• _Directions_
Find each line with the string "color" and copy it.

• _The records_

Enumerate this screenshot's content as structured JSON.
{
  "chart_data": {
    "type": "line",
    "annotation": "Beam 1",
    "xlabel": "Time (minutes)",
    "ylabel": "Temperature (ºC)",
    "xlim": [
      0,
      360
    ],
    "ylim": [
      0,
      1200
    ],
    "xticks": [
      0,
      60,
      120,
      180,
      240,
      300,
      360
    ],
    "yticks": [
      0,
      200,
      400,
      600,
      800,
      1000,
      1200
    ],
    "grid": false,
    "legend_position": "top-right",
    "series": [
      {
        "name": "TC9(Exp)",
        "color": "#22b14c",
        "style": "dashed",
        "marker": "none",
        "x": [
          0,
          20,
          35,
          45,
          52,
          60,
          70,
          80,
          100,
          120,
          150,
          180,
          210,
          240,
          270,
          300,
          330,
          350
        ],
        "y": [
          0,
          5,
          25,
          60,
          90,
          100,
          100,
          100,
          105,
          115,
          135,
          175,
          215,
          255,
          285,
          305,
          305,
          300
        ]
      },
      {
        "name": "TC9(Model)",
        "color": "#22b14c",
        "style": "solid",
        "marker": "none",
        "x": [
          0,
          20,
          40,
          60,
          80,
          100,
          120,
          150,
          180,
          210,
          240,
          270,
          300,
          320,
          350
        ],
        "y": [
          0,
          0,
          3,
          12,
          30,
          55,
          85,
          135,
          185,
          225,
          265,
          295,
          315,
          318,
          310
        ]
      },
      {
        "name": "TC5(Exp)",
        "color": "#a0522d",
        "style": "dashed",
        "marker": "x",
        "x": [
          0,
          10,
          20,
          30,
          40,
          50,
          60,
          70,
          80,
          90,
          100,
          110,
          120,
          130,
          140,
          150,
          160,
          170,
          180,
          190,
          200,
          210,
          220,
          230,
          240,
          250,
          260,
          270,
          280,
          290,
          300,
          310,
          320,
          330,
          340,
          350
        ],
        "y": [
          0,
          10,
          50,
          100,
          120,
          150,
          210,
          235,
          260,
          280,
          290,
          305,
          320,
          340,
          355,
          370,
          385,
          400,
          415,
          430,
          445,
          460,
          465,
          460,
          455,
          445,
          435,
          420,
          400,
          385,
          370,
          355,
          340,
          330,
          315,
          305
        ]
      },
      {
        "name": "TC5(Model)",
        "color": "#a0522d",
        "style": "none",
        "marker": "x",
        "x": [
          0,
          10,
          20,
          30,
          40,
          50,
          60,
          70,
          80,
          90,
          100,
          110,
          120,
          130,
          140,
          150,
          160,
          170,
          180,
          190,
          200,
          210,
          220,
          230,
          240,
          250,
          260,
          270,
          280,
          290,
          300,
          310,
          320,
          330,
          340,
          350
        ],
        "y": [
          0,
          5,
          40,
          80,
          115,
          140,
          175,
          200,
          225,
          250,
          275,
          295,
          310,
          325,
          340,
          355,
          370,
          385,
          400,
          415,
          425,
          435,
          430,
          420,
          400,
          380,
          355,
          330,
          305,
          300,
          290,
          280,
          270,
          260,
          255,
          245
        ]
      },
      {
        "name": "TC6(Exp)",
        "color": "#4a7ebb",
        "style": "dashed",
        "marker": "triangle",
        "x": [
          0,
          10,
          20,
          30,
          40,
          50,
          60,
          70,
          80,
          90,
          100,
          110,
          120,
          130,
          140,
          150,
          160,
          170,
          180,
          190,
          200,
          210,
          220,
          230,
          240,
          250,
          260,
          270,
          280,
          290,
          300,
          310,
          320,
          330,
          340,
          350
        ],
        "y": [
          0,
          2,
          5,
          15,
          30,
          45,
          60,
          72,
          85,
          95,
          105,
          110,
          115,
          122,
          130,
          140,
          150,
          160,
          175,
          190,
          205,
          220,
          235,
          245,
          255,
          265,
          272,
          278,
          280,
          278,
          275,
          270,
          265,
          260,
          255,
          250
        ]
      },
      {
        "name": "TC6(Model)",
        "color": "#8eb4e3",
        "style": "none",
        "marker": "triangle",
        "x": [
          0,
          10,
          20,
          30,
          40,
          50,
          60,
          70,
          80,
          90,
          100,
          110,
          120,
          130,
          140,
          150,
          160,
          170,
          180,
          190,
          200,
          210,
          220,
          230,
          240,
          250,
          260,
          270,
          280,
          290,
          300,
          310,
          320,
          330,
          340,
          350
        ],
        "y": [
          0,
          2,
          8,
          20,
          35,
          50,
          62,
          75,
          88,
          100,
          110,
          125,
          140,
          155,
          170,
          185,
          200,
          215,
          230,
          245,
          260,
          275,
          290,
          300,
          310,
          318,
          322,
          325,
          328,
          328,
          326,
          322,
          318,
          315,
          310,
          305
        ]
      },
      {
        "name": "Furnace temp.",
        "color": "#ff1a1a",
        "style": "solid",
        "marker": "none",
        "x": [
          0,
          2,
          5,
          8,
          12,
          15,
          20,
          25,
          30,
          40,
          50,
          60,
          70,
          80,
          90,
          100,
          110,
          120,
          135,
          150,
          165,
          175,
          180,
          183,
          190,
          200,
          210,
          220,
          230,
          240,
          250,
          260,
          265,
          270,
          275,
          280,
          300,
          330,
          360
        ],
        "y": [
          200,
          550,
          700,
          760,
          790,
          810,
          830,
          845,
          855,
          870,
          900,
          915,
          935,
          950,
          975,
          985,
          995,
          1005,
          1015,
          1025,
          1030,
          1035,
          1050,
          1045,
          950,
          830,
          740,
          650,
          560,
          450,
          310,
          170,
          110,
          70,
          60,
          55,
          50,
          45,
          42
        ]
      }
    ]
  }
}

• _Answer_
        "color": "#22b14c",
        "color": "#22b14c",
        "color": "#a0522d",
        "color": "#a0522d",
        "color": "#4a7ebb",
        "color": "#8eb4e3",
        "color": "#ff1a1a",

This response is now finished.